▶ [Tasks to perform]
1. Reproduce the full text of the amendment word for word.
2. Swap "Bar" for "Column" in the listing, from its first line through the line with "y-tick-label: 200 [60,254,90,274]", and give those lines again with everything else unchanged.

▶ [Reading passage]
◆ ◆ ◆ ◆ ◆

Amendment No. 1 to Second Amended and Restated Inventory Financing and Purchase Money Security Agreement
Exhibit 10.1
Amendment No. 1 to Second Amended and Restated Inventory Financing and Purchase Money Security Agreement |
THIS AMENDMENT NO. 1 TO SECOND AMENDED AND RESTATED INVENTORY FINANCING AND PURCHASE MONEY SECURITY AGREEMENT (this "Amendment") is entered into by and between Rush Truck Leasing, Inc. ("RTL") and PACCAR Leasing Company, a division of PACCAR Financial Corp. ("PLC") as of April 9, 2024 (the "Effective Date”) to amend that certain Second Amended and Restated Inventory Financing and Purchase Money Security Agreement Paper Loan Agreement dated as of November 1, 2023 (the “Second Amended and Restated VIP Agreement”).

◆ ◆ ◆ ◆ ◆

▶ [Record list]
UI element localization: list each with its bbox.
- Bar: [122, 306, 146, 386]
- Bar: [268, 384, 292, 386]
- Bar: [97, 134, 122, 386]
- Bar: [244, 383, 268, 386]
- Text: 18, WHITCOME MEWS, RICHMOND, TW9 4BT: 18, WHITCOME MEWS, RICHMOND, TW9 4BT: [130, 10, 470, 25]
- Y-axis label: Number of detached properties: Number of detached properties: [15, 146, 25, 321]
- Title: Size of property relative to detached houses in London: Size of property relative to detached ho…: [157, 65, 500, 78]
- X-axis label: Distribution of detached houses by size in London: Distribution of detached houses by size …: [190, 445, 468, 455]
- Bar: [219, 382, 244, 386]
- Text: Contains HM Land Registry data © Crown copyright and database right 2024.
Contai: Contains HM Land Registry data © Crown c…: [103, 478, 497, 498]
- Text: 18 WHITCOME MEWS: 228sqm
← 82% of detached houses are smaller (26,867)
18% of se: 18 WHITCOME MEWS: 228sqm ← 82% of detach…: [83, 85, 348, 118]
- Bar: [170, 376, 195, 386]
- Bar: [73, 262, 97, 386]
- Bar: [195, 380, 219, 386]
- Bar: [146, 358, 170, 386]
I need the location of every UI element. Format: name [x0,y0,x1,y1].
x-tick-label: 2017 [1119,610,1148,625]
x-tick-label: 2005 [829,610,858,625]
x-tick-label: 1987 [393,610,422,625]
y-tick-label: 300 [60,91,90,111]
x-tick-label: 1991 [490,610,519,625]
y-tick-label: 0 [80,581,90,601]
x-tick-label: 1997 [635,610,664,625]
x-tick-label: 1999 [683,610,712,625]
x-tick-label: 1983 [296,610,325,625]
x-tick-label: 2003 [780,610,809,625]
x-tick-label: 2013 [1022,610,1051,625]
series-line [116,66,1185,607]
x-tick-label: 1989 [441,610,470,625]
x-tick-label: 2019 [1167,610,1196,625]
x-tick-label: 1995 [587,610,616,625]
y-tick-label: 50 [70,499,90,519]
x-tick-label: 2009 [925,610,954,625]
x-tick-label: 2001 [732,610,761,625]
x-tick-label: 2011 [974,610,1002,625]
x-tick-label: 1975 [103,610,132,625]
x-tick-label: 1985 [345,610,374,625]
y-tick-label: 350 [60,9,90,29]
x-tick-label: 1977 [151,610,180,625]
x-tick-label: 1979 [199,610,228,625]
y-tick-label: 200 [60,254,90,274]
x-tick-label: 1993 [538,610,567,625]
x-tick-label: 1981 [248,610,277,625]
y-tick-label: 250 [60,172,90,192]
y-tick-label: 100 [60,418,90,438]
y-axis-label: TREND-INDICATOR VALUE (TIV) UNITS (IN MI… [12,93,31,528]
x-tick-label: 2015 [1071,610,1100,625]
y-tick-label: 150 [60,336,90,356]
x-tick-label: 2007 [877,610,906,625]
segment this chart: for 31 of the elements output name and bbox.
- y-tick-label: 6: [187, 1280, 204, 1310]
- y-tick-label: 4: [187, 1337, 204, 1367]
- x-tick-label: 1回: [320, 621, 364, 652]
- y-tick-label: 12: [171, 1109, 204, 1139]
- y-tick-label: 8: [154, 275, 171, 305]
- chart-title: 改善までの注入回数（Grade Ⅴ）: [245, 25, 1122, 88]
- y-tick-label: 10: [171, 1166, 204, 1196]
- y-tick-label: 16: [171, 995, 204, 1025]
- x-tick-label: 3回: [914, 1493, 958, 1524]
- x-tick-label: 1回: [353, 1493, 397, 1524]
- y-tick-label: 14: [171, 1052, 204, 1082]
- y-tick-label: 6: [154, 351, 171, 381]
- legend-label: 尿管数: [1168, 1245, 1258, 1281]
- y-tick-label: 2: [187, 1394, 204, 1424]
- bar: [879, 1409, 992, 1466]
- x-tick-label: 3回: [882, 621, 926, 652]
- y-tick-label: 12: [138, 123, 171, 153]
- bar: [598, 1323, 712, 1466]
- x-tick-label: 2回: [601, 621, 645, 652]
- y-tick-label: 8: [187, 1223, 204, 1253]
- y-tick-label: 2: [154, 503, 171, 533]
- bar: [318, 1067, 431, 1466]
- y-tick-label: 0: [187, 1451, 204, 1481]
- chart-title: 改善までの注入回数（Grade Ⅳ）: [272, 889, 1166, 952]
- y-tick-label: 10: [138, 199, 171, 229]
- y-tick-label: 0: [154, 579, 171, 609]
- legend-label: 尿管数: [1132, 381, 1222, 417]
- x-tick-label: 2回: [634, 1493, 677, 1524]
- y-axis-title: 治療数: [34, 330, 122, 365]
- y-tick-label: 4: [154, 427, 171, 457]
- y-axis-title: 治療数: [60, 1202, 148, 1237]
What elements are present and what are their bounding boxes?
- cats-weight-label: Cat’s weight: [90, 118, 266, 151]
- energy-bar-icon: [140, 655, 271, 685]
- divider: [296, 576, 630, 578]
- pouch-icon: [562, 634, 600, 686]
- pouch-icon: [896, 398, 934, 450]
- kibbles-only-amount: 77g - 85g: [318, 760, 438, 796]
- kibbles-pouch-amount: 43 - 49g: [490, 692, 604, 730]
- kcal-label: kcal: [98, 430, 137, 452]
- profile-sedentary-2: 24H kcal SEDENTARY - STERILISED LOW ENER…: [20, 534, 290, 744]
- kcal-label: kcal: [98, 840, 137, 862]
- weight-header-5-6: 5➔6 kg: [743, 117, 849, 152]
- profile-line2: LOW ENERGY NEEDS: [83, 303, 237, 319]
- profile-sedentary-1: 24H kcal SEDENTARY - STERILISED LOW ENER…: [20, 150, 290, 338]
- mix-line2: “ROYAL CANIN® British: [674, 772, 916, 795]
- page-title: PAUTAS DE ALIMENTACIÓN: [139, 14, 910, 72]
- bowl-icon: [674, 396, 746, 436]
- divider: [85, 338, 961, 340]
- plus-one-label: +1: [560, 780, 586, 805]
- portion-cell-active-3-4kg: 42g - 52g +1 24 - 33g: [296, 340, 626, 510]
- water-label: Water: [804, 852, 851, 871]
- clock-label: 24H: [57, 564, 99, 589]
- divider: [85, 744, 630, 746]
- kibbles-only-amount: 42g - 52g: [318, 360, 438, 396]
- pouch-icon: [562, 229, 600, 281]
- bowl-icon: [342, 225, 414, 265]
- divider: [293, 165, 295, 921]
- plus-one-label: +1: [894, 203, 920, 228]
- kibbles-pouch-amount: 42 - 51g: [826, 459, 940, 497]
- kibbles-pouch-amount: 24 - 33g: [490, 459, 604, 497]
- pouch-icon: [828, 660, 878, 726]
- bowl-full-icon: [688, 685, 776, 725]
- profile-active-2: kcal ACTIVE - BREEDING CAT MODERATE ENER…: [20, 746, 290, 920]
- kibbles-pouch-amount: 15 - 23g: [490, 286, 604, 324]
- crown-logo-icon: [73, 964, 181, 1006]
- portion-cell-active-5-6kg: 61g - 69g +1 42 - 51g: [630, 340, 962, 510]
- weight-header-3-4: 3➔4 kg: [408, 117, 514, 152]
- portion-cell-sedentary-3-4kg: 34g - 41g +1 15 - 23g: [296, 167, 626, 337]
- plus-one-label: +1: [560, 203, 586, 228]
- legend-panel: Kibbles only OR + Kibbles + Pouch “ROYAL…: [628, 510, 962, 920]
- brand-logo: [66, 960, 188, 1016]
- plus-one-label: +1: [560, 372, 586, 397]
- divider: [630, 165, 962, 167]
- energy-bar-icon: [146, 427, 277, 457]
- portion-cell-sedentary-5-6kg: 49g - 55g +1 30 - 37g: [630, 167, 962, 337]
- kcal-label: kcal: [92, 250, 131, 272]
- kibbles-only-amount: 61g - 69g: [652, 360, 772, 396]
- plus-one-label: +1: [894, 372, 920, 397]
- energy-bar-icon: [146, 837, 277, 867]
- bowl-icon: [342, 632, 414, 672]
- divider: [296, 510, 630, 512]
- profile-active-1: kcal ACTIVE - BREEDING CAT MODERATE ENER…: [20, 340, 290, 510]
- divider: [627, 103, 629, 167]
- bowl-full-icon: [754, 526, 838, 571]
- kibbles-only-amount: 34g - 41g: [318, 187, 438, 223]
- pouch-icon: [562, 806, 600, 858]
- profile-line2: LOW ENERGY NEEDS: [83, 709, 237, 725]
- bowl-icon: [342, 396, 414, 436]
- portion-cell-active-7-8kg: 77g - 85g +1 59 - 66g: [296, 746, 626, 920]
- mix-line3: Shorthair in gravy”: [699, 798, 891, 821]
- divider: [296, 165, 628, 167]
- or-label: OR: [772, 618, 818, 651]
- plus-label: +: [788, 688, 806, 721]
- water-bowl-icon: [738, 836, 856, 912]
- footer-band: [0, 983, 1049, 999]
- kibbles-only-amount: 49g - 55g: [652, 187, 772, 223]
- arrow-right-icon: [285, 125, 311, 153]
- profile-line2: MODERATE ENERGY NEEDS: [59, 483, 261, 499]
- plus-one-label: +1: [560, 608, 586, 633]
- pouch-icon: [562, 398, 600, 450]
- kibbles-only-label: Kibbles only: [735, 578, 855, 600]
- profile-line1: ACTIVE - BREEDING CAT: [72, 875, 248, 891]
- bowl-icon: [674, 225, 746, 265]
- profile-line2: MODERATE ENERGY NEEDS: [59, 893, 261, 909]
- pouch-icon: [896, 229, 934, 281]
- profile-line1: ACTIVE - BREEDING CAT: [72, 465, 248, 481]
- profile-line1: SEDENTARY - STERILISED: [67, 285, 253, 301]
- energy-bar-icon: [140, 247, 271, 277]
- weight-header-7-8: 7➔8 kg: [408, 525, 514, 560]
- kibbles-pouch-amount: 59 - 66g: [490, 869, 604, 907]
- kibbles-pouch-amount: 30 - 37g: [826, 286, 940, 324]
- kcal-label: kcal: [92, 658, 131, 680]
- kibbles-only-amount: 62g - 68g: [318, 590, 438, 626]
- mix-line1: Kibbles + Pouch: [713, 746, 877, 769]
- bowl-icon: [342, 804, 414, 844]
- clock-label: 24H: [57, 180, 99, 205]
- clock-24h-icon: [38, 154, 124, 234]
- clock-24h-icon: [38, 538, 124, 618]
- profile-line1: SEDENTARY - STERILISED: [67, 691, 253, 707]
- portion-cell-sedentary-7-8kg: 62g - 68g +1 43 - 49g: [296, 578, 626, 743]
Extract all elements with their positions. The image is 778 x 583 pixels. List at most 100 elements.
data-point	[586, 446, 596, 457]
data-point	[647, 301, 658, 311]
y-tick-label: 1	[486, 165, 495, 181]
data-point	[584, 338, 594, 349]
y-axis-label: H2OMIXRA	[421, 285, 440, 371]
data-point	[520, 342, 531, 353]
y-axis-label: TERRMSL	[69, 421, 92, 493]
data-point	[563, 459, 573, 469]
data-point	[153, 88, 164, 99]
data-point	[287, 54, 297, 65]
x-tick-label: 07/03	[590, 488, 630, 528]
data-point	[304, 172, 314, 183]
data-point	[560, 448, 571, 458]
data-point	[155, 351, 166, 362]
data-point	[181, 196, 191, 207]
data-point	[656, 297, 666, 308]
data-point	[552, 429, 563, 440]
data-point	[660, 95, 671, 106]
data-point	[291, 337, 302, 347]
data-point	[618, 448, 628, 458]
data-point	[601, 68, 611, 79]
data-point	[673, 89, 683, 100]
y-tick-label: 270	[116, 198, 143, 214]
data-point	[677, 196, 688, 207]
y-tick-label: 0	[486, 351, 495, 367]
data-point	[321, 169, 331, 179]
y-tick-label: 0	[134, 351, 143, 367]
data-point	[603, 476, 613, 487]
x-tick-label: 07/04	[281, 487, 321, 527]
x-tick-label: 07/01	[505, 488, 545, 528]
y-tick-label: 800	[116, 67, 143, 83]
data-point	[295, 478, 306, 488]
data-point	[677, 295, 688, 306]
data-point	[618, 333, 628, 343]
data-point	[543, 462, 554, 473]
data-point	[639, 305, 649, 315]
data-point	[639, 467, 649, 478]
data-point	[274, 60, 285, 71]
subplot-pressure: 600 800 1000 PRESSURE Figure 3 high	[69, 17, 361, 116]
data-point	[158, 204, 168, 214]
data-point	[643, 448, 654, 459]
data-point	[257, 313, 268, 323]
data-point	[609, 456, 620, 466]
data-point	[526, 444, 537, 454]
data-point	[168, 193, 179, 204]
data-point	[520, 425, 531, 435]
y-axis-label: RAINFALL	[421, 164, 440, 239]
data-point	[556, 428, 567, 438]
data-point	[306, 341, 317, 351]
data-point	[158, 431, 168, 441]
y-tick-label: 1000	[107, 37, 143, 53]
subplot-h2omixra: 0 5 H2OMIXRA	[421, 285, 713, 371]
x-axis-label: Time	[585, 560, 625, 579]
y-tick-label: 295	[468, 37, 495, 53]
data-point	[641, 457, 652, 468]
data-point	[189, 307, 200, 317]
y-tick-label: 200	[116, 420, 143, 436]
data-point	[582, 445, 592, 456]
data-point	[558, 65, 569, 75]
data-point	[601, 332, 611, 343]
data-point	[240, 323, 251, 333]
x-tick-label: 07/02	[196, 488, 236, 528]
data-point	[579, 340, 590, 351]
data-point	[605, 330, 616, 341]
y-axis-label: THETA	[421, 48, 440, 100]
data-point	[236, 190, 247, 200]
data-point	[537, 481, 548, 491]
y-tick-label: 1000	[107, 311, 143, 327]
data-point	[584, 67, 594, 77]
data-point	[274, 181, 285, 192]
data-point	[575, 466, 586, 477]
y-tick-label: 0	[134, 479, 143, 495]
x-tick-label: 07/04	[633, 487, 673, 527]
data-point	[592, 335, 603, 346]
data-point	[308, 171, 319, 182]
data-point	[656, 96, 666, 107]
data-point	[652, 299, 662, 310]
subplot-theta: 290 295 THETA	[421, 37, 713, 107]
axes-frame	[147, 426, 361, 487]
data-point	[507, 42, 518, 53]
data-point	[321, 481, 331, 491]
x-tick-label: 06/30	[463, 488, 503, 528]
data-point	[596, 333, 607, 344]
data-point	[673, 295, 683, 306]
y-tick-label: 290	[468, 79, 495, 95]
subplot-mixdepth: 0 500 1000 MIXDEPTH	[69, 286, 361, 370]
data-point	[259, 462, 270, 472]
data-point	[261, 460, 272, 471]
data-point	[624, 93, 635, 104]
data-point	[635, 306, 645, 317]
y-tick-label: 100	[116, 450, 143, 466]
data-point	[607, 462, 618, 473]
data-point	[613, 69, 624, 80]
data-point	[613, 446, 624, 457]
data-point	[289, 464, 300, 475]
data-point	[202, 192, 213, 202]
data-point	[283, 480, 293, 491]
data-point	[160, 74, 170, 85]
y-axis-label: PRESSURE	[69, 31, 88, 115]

◆ ◆ ◆ ◆ ◆

▶ [Exercise solutions]
1.
Amendment No. 1 to Second Amended and Restated Inventory Financing and Purchase Money Security Agreement
Exhibit 10.1
Amendment No. 1 to Second Amended and Restated Inventory Financing and Purchase Money Security Agreement |
THIS AMENDMENT NO. 1 TO SECOND AMENDED AND RESTATED INVENTORY FINANCING AND PURCHASE MONEY SECURITY AGREEMENT (this "Amendment") is entered into by and between Rush Truck Leasing, Inc. ("RTL") and PACCAR Leasing Company, a division of PACCAR Financial Corp. ("PLC") as of April 9, 2024 (the "Effective Date”) to amend that certain Second Amended and Restated Inventory Financing and Purchase Money Security Agreement Paper Loan Agreement dated as of November 1, 2023 (the “Second Amended and Restated VIP Agreement”).

2.
UI element localization: list each with its bbox.
- Column: [122, 306, 146, 386]
- Column: [268, 384, 292, 386]
- Column: [97, 134, 122, 386]
- Column: [244, 383, 268, 386]
- Text: 18, WHITCOME MEWS, RICHMOND, TW9 4BT: 18, WHITCOME MEWS, RICHMOND, TW9 4BT: [130, 10, 470, 25]
- Y-axis label: Number of detached properties: Number of detached properties: [15, 146, 25, 321]
- Title: Size of property relative to detached houses in London: Size of property relative to detached ho…: [157, 65, 500, 78]
- X-axis label: Distribution of detached houses by size in London: Distribution of detached houses by size …: [190, 445, 468, 455]
- Column: [219, 382, 244, 386]
- Text: Contains HM Land Registry data © Crown copyright and database right 2024.
Contai: Contains HM Land Registry data © Crown c…: [103, 478, 497, 498]
- Text: 18 WHITCOME MEWS: 228sqm
← 82% of detached houses are smaller (26,867)
18% of se: 18 WHITCOME MEWS: 228sqm ← 82% of detach…: [83, 85, 348, 118]
- Column: [170, 376, 195, 386]
- Column: [73, 262, 97, 386]
- Column: [195, 380, 219, 386]
- Column: [146, 358, 170, 386]
I need the location of every UI element. Format: name [x0,y0,x1,y1].
x-tick-label: 2017 [1119,610,1148,625]
x-tick-label: 2005 [829,610,858,625]
x-tick-label: 1987 [393,610,422,625]
y-tick-label: 300 [60,91,90,111]
x-tick-label: 1991 [490,610,519,625]
y-tick-label: 0 [80,581,90,601]
x-tick-label: 1997 [635,610,664,625]
x-tick-label: 1999 [683,610,712,625]
x-tick-label: 1983 [296,610,325,625]
x-tick-label: 2003 [780,610,809,625]
x-tick-label: 2013 [1022,610,1051,625]
series-line [116,66,1185,607]
x-tick-label: 1989 [441,610,470,625]
x-tick-label: 2019 [1167,610,1196,625]
x-tick-label: 1995 [587,610,616,625]
y-tick-label: 50 [70,499,90,519]
x-tick-label: 2009 [925,610,954,625]
x-tick-label: 2001 [732,610,761,625]
x-tick-label: 2011 [974,610,1002,625]
x-tick-label: 1975 [103,610,132,625]
x-tick-label: 1985 [345,610,374,625]
y-tick-label: 350 [60,9,90,29]
x-tick-label: 1977 [151,610,180,625]
x-tick-label: 1979 [199,610,228,625]
y-tick-label: 200 [60,254,90,274]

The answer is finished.